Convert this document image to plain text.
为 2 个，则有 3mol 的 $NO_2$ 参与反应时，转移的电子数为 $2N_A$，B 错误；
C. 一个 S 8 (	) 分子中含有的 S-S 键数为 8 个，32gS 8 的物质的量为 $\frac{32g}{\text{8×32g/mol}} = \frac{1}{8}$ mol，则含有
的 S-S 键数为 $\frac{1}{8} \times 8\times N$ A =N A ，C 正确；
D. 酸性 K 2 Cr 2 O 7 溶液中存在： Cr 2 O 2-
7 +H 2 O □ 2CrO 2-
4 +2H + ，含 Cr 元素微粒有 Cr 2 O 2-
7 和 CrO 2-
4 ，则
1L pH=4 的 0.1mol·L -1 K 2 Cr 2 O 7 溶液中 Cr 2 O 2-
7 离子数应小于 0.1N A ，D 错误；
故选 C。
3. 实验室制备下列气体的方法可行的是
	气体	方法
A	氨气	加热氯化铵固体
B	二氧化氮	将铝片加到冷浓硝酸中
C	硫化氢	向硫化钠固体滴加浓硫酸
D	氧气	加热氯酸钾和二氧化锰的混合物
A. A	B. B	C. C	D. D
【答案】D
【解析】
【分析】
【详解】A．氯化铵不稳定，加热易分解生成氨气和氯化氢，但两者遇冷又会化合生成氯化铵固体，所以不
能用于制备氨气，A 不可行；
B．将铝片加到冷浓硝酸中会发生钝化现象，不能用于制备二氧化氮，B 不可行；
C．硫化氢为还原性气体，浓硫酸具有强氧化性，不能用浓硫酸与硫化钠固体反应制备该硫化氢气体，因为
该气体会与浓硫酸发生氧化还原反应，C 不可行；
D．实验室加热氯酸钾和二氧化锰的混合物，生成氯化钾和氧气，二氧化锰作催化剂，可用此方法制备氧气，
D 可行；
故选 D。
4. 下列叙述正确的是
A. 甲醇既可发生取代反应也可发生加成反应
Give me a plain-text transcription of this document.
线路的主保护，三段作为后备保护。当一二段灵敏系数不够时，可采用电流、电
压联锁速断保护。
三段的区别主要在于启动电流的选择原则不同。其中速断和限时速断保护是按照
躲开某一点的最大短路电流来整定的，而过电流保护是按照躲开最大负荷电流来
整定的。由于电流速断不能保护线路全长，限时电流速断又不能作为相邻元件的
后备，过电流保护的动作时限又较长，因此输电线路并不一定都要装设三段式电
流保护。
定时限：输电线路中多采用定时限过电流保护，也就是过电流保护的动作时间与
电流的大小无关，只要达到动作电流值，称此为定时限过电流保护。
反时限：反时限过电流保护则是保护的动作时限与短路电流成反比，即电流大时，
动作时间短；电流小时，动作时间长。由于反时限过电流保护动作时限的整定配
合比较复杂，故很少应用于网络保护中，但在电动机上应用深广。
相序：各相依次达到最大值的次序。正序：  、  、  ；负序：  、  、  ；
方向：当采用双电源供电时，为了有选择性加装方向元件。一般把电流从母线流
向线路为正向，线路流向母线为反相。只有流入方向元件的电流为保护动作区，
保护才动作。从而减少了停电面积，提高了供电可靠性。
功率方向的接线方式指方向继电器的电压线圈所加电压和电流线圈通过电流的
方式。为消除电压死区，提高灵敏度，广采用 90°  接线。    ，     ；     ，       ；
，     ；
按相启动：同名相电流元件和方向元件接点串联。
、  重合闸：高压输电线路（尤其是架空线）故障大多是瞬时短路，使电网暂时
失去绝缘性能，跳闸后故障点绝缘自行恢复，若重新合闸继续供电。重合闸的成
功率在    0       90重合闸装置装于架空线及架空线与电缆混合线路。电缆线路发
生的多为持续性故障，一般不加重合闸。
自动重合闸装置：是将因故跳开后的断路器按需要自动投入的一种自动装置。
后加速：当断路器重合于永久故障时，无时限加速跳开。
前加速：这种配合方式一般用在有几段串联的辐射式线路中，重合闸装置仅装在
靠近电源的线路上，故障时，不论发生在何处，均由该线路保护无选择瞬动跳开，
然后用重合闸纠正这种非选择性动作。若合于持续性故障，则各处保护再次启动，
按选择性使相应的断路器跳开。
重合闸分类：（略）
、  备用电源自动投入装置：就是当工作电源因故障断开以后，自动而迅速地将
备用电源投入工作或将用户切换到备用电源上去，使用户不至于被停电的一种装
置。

————————

Exercise goal —
In the records above, find the line containing "Give me a plain-text"; please retype it and every line after it through the last line, exactly and with nothing else.

Task solution —
Give me a plain-text transcription of this document.
线路的主保护，三段作为后备保护。当一二段灵敏系数不够时，可采用电流、电
压联锁速断保护。
三段的区别主要在于启动电流的选择原则不同。其中速断和限时速断保护是按照
躲开某一点的最大短路电流来整定的，而过电流保护是按照躲开最大负荷电流来
整定的。由于电流速断不能保护线路全长，限时电流速断又不能作为相邻元件的
后备，过电流保护的动作时限又较长，因此输电线路并不一定都要装设三段式电
流保护。
定时限：输电线路中多采用定时限过电流保护，也就是过电流保护的动作时间与
电流的大小无关，只要达到动作电流值，称此为定时限过电流保护。
反时限：反时限过电流保护则是保护的动作时限与短路电流成反比，即电流大时，
动作时间短；电流小时，动作时间长。由于反时限过电流保护动作时限的整定配
合比较复杂，故很少应用于网络保护中，但在电动机上应用深广。
相序：各相依次达到最大值的次序。正序：  、  、  ；负序：  、  、  ；
方向：当采用双电源供电时，为了有选择性加装方向元件。一般把电流从母线流
向线路为正向，线路流向母线为反相。只有流入方向元件的电流为保护动作区，
保护才动作。从而减少了停电面积，提高了供电可靠性。
功率方向的接线方式指方向继电器的电压线圈所加电压和电流线圈通过电流的
方式。为消除电压死区，提高灵敏度，广采用 90°  接线。    ，     ；     ，       ；
，     ；
按相启动：同名相电流元件和方向元件接点串联。
、  重合闸：高压输电线路（尤其是架空线）故障大多是瞬时短路，使电网暂时
失去绝缘性能，跳闸后故障点绝缘自行恢复，若重新合闸继续供电。重合闸的成
功率在    0       90重合闸装置装于架空线及架空线与电缆混合线路。电缆线路发
生的多为持续性故障，一般不加重合闸。
自动重合闸装置：是将因故跳开后的断路器按需要自动投入的一种自动装置。
后加速：当断路器重合于永久故障时，无时限加速跳开。
前加速：这种配合方式一般用在有几段串联的辐射式线路中，重合闸装置仅装在
靠近电源的线路上，故障时，不论发生在何处，均由该线路保护无选择瞬动跳开，
然后用重合闸纠正这种非选择性动作。若合于持续性故障，则各处保护再次启动，
按选择性使相应的断路器跳开。
重合闸分类：（略）
、  备用电源自动投入装置：就是当工作电源因故障断开以后，自动而迅速地将
备用电源投入工作或将用户切换到备用电源上去，使用户不至于被停电的一种装
置。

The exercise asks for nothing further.